_TEXT PROVIDED_
DARTS: Differentiable Architecture Search

Liu, Hanxiao, Karen Simonyan, and Yiming Yang. "Darts: Differentiable architecture search." arXiv preprint arXiv:1806.09055 (2018). [arxiv]

Requirements

python 3
pytorch >= 0.4.1
graphviz
- First install using apt install and then pip install.
numpy
tensorboardX

Run example

Adjust the batch size if out of memory (OOM) occurs. It dependes on your gpu memory size and genotype.

Search

python search.py --name cifar10 --dataset cifar10

Augment

# genotype from search results
python augment.py --name cifar10 --dataset cifar10 --genotype "Genotype(
    normal=[[('sep_conv_3x3', 0), ('dil_conv_5x5', 1)], [('skip_connect', 0), ('dil_conv_3x3', 2)], [('sep_conv_3x3', 1), ('skip_connect', 0)], [('sep_conv_3x3', 1), ('skip_connect', 0)]],
    normal_concat=range(2, 6),
    reduce=[[('max_pool_3x3', 0), ('max_pool_3x3', 1)], [('max_pool_3x3', 0), ('skip_connect', 2)], [('skip_connect', 3), ('max_pool_3x3', 0)], [('skip_connect', 2), ('max_pool_3x3', 0)]],
    reduce_concat=range(2, 6)
)"

with docker

$ docker run --runtime=nvidia -it khanrc/pytorch-darts:0.2 bash

# you can run directly also
$ docker run --runtime=nvidia -it khanrc/pytorch-darts:0.2 python search.py --name cifar10 --dataset cifar10

Multi-GPU

This project suppports multi-gpu. The larger batch size and learning rate are required to take advantage of multi-gpu.

Search

python search.py --name cifar10-mg --dataset cifar10 --gpus 0,1,2,3 \
    --batch_size 256 --workers 16 --print_freq 10 \
    --w_lr 0.1 --w_lr_min 0.004 --alpha_lr 0.0012

Augment

python augment.py --name cifar10-mg --dataset cifar10 --gpus 0,1,2,3 \
    --batch_size 384 --workers 16 --print_freq 50 --lr 0.1 \
    --genotype "Genotype(
    normal=[[('sep_conv_3x3', 0), ('dil_conv_5x5', 1)], [('skip_connect', 0), ('dil_conv_3x3', 2)], [('sep_conv_3x3', 1), ('skip_connect', 0)], [('sep_conv_3x3', 1), ('skip_connect', 0)]],
    normal_concat=range(2, 6),
    reduce=[[('max_pool_3x3', 0), ('max_pool_3x3', 1)], [('max_pool_3x3', 0), ('skip_connect', 2)], [('skip_connect', 3), ('max_pool_3x3', 0)], [('skip_connect', 2), ('max_pool_3x3', 0)]],
    reduce_concat=range(2, 6)

_DATA EXCERPT_
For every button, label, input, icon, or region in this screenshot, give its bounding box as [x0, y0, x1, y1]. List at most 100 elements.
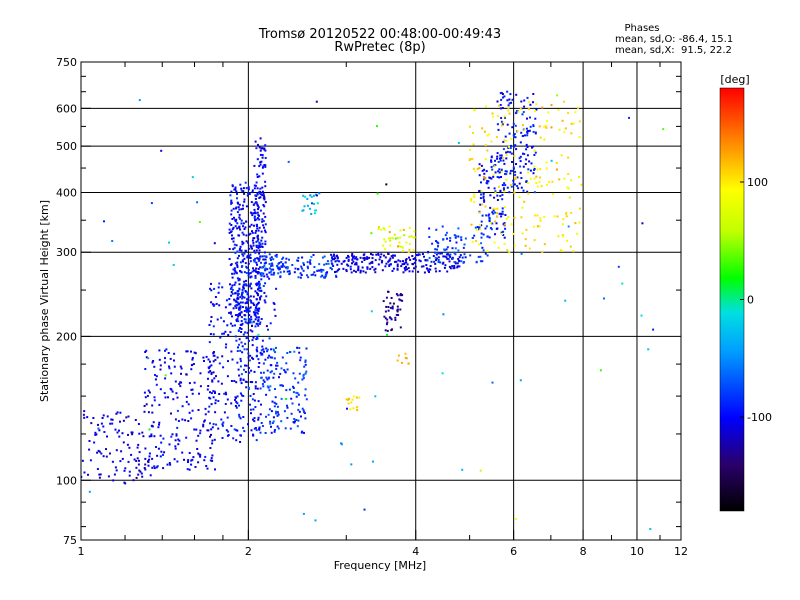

_INSTRUCTIONS_
A - According to the DARTS readme, what should be adjusted when an out-of-memory error occurs?
B - Summarize the DARTS readme in two sentences.
C - Write the next part of the DARTS readme, picking up right after its final line.
The lines have no connection to the DARTS readme.

_SOLVED TASKS_
A - The batch size should be adjusted.

B - The DARTS readme cites the paper on differentiable architecture search and lists the project's requirements: Python 3, PyTorch 0.4.1 or later, graphviz, numpy, and tensorboardX. It gives commands for running search and augment on CIFAR-10, both directly and through Docker, and explains that the project supports multiple GPUs, which require a larger batch size and learning rate.

C -
)"

Simply, --gpus all makes to use all gpus.

Cautions

It is well-known problem that the larger batch size causes the lower generalization. Note that although the linear scaling rule prevents this problem somewhat, the generalization still could be bad.

Furthermore, we do not know about the scalability of DARTS, where larger batch size could be more harmful. So, please pay attention to the hyperparameters when using multi-gpu.

Results

The following results were obtained using the default arguments, except for the epochs. --epochs 300 was used in MNIST and Fashion-MNIST.

Dataset	Final validation acc	Best validation acc
MNIST	99.75%	99.81%
Fashion-MNIST	99.27%	99.39%
CIFAR-10	97.17%	97.23%

97.17%, final validation accuracy in CIFAR-10, is the same number as the paper.

Found architectures

# CIFAR10
Genotype(
    normal=[[('sep_conv_3x3', 0), ('dil_conv_5x5', 1)], [('skip_connect', 0), ('dil_conv_3x3', 2)], [('sep_conv_3x3', 1), ('skip_connect', 0)], [('sep_conv_3x3', 1), ('skip_connect', 0)]],
    normal_concat=range(2, 6),
    reduce=[[('max_pool_3x3', 0), ('max_pool_3x3', 1)], [('max_pool_3x3', 0), ('skip_connect', 2)], [('skip_connect', 3), ('max_pool_3x3', 0)], [('skip_connect', 2), ('max_pool_3x3', 0)]],
    reduce_concat=range(2, 6)
)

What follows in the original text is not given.